-- start of Provided entries --

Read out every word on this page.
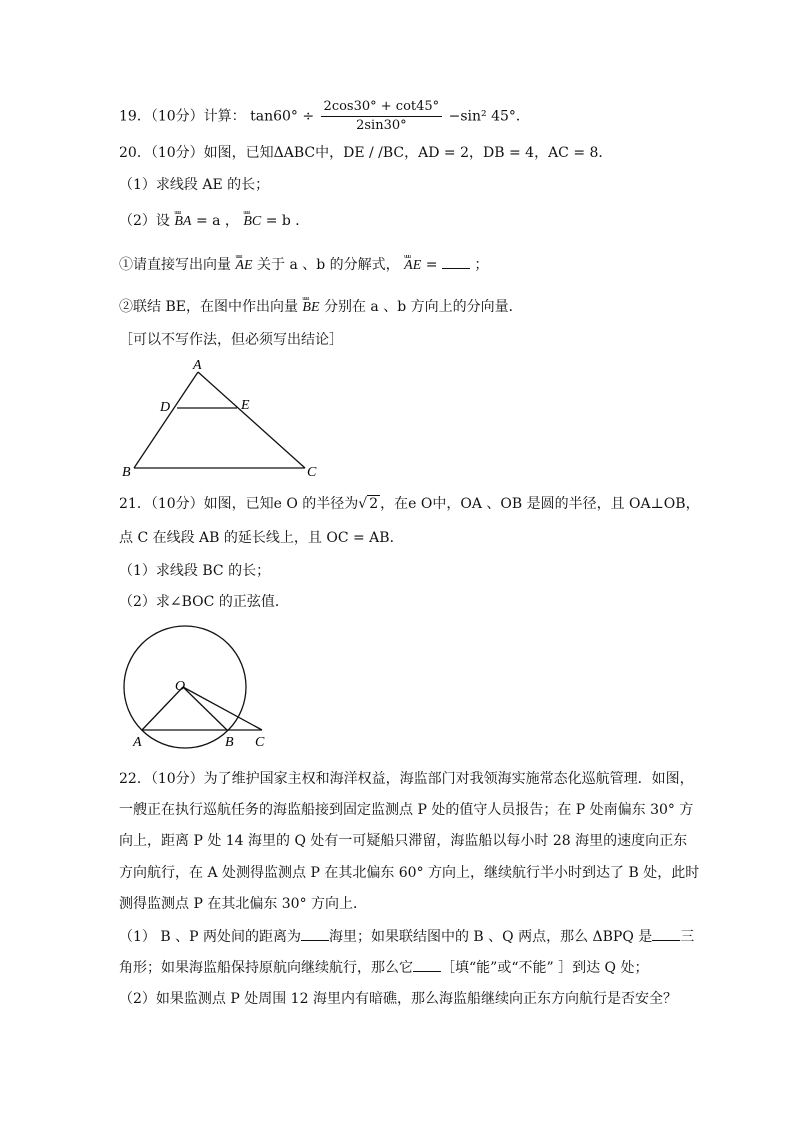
19．（10分）计算： $\tan 60^\circ \div \frac{2\cos 30^\circ + \cot 45^\circ}{2\sin 30^\circ} -\sin^2$ 45°．
20．（10分）如图，已知ΔABC中，DE / /BC，AD = 2，DB = 4，AC = 8．
（1）求线段 AE 的长；
（2）设 uuu BA = a ， uuu BC = b ．
①请直接写出向量 uuu AE 关于 a 、b 的分解式， uuu AE =	；
②联结 BE，在图中作出向量 uuu BE 分别在 a 、b 方向上的分向量．
［可以不写作法，但必须写出结论］
A
D	E
B	C
21．（10分）如图，已知e O 的半径为√ 2 ，在e O中，OA 、OB 是圆的半径，且 OA⊥OB，
点 C 在线段 AB 的延长线上，且 OC = AB．
（1）求线段 BC 的长；
（2）求∠BOC 的正弦值．
O
A	B C
22．（10分）为了维护国家主权和海洋权益，海监部门对我领海实施常态化巡航管理．如图，
一艘正在执行巡航任务的海监船接到固定监测点 P 处的值守人员报告；在 P 处南偏东 30° 方
向上，距离 P 处 14 海里的 Q 处有一可疑船只滞留，海监船以每小时 28 海里的速度向正东
方向航行，在 A 处测得监测点 P 在其北偏东 60° 方向上，继续航行半小时到达了 B 处，此时
测得监测点 P 在其北偏东 30° 方向上．
（1） B 、P 两处间的距离为 海里；如果联结图中的 B 、Q 两点，那么 ΔBPQ 是 三
角形；如果海监船保持原航向继续航行，那么它 ［填“能”或“不能” ］到达 Q 处；
（2）如果监测点 P 处周围 12 海里内有暗礁，那么海监船继续向正东方向航行是否安全？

-- end of Provided entries --

Task goal
Using the records above, pull out each line where the word "在其北偏东" occurs.

Solved problem
方向航行，在 A 处测得监测点 P 在其北偏东 60° 方向上，继续航行半小时到达了 B 处，此时
测得监测点 P 在其北偏东 30° 方向上．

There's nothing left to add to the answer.